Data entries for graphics
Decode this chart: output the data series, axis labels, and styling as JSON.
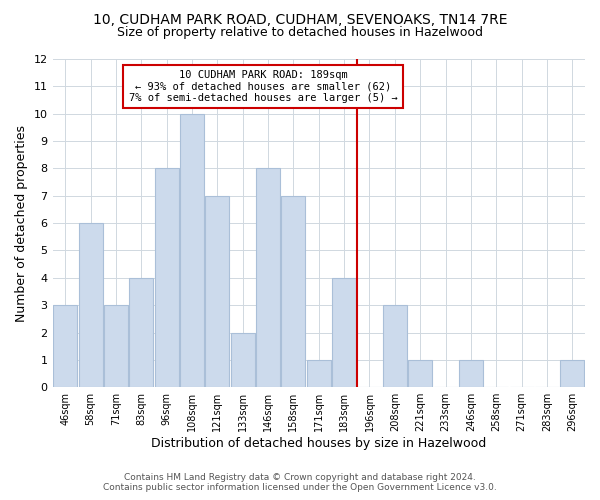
{
  "title": "10, CUDHAM PARK ROAD, CUDHAM, SEVENOAKS, TN14 7RE",
  "subtitle": "Size of property relative to detached houses in Hazelwood",
  "xlabel": "Distribution of detached houses by size in Hazelwood",
  "ylabel": "Number of detached properties",
  "categories": [
    "46sqm",
    "58sqm",
    "71sqm",
    "83sqm",
    "96sqm",
    "108sqm",
    "121sqm",
    "133sqm",
    "146sqm",
    "158sqm",
    "171sqm",
    "183sqm",
    "196sqm",
    "208sqm",
    "221sqm",
    "233sqm",
    "246sqm",
    "258sqm",
    "271sqm",
    "283sqm",
    "296sqm"
  ],
  "values": [
    3,
    6,
    3,
    4,
    8,
    10,
    7,
    2,
    8,
    7,
    1,
    4,
    0,
    3,
    1,
    0,
    1,
    0,
    0,
    0,
    1
  ],
  "bar_color": "#ccdaec",
  "bar_edgecolor": "#aabfd8",
  "annotation_title": "10 CUDHAM PARK ROAD: 189sqm",
  "annotation_line1": "← 93% of detached houses are smaller (62)",
  "annotation_line2": "7% of semi-detached houses are larger (5) →",
  "annotation_box_facecolor": "#ffffff",
  "annotation_box_edgecolor": "#cc0000",
  "ref_line_color": "#cc0000",
  "grid_color": "#d0d8e0",
  "ylim": [
    0,
    12
  ],
  "yticks": [
    0,
    1,
    2,
    3,
    4,
    5,
    6,
    7,
    8,
    9,
    10,
    11,
    12
  ],
  "footer_line1": "Contains HM Land Registry data © Crown copyright and database right 2024.",
  "footer_line2": "Contains public sector information licensed under the Open Government Licence v3.0.",
  "background_color": "#ffffff",
  "axes_background": "#ffffff",
  "title_fontsize": 10,
  "subtitle_fontsize": 9
}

WORK TO DO:
Leave the pictures out and print the records above exactly as they stand.

OUTPUT FOR THIS EXERCISE:
Decode this chart: output the data series, axis labels, and styling as JSON.
{
  "title": "10, CUDHAM PARK ROAD, CUDHAM, SEVENOAKS, TN14 7RE",
  "subtitle": "Size of property relative to detached houses in Hazelwood",
  "xlabel": "Distribution of detached houses by size in Hazelwood",
  "ylabel": "Number of detached properties",
  "categories": [
    "46sqm",
    "58sqm",
    "71sqm",
    "83sqm",
    "96sqm",
    "108sqm",
    "121sqm",
    "133sqm",
    "146sqm",
    "158sqm",
    "171sqm",
    "183sqm",
    "196sqm",
    "208sqm",
    "221sqm",
    "233sqm",
    "246sqm",
    "258sqm",
    "271sqm",
    "283sqm",
    "296sqm"
  ],
  "values": [
    3,
    6,
    3,
    4,
    8,
    10,
    7,
    2,
    8,
    7,
    1,
    4,
    0,
    3,
    1,
    0,
    1,
    0,
    0,
    0,
    1
  ],
  "bar_color": "#ccdaec",
  "bar_edgecolor": "#aabfd8",
  "annotation_title": "10 CUDHAM PARK ROAD: 189sqm",
  "annotation_line1": "← 93% of detached houses are smaller (62)",
  "annotation_line2": "7% of semi-detached houses are larger (5) →",
  "annotation_box_facecolor": "#ffffff",
  "annotation_box_edgecolor": "#cc0000",
  "ref_line_color": "#cc0000",
  "grid_color": "#d0d8e0",
  "ylim": [
    0,
    12
  ],
  "yticks": [
    0,
    1,
    2,
    3,
    4,
    5,
    6,
    7,
    8,
    9,
    10,
    11,
    12
  ],
  "footer_line1": "Contains HM Land Registry data © Crown copyright and database right 2024.",
  "footer_line2": "Contains public sector information licensed under the Open Government Licence v3.0.",
  "background_color": "#ffffff",
  "axes_background": "#ffffff",
  "title_fontsize": 10,
  "subtitle_fontsize": 9
}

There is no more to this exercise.